▶ Objective
Take each line containing the word "Experience" and copy it.

▶ Dataset records
__________________________________________________
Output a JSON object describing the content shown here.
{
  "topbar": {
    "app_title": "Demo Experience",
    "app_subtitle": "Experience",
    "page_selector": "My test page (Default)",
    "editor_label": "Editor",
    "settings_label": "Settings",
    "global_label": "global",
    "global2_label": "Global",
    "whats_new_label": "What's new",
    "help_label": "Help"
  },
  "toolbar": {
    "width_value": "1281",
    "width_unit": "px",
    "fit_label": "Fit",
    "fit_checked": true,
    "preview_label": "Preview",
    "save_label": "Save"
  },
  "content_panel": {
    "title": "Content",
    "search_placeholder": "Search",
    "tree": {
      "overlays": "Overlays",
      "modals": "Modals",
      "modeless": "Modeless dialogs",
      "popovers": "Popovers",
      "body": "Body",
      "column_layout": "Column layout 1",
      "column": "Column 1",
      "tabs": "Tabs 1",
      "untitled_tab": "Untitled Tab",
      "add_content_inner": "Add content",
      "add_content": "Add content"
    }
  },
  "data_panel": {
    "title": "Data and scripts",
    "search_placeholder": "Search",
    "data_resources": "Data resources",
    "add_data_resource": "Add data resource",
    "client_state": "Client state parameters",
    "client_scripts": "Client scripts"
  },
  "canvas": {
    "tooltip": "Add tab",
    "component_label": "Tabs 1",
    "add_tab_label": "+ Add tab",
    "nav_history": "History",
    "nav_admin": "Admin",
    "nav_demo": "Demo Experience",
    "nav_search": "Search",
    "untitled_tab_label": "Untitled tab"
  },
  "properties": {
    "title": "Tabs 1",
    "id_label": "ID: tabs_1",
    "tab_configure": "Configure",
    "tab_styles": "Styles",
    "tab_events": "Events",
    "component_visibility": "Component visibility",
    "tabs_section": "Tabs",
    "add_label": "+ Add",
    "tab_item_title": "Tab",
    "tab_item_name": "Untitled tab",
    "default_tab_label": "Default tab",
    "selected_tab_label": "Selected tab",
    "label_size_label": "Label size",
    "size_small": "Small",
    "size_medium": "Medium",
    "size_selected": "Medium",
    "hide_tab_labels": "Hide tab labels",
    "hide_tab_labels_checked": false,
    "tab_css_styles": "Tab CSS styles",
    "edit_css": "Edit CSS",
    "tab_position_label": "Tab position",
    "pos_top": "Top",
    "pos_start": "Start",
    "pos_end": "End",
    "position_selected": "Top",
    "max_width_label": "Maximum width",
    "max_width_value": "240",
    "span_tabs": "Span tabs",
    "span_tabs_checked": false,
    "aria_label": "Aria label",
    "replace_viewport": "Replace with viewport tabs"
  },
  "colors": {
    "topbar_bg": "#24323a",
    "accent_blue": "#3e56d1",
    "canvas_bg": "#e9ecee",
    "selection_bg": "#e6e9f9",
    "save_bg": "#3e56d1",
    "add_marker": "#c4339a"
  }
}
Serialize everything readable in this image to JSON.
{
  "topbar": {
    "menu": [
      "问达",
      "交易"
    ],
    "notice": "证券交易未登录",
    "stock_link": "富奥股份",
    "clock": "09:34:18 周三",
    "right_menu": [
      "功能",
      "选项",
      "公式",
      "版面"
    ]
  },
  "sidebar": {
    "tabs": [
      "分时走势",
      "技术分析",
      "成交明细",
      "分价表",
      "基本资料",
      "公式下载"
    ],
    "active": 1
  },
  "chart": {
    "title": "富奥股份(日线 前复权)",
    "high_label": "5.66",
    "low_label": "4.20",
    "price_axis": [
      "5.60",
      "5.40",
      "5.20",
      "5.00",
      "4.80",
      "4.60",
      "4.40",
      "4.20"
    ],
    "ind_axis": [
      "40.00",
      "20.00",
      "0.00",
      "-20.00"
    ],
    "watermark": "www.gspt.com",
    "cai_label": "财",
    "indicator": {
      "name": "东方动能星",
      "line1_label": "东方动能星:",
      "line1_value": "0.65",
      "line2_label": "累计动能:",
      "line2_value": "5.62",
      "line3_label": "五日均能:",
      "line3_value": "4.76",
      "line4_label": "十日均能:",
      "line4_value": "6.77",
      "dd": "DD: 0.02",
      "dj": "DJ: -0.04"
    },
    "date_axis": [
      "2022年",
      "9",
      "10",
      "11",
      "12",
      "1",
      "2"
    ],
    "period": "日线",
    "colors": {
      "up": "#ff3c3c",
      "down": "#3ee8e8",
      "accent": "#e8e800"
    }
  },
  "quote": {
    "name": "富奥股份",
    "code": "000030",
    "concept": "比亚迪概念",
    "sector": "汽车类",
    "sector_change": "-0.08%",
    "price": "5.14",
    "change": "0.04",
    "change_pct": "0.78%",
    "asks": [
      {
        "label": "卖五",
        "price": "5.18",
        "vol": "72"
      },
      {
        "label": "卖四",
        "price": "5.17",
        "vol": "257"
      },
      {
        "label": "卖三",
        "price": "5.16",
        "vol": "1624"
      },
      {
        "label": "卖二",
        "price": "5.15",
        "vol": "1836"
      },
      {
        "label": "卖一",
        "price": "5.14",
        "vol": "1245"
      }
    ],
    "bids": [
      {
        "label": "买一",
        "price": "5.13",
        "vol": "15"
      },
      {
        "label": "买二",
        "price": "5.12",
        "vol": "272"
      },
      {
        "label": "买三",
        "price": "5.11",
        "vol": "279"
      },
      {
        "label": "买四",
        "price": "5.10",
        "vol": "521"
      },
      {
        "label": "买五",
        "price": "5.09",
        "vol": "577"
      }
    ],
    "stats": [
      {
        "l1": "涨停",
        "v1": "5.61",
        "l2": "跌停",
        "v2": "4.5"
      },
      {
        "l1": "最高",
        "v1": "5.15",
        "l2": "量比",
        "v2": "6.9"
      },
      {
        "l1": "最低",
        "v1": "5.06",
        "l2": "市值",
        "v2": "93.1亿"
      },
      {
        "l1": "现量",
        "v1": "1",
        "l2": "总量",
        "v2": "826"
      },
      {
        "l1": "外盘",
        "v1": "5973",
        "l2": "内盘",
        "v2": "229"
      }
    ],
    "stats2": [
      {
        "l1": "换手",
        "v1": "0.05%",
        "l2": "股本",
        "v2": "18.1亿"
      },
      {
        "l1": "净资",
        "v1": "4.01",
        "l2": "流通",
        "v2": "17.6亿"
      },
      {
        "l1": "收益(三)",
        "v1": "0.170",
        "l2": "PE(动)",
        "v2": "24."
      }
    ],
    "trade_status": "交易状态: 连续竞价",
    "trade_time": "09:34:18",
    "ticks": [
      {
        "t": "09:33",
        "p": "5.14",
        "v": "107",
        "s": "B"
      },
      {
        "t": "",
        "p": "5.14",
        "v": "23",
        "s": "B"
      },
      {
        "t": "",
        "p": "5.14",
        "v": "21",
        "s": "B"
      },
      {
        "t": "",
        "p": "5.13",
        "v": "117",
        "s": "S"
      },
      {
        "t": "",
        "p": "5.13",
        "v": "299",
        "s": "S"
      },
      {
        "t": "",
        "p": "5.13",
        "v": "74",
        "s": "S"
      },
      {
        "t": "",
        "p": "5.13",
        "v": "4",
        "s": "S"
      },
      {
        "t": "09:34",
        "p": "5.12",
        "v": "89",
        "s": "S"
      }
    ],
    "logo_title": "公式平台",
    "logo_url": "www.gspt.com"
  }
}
__________________________________________________
▶ Output below
    "app_title": "Demo Experience",
    "app_subtitle": "Experience",
    "nav_demo": "Demo Experience",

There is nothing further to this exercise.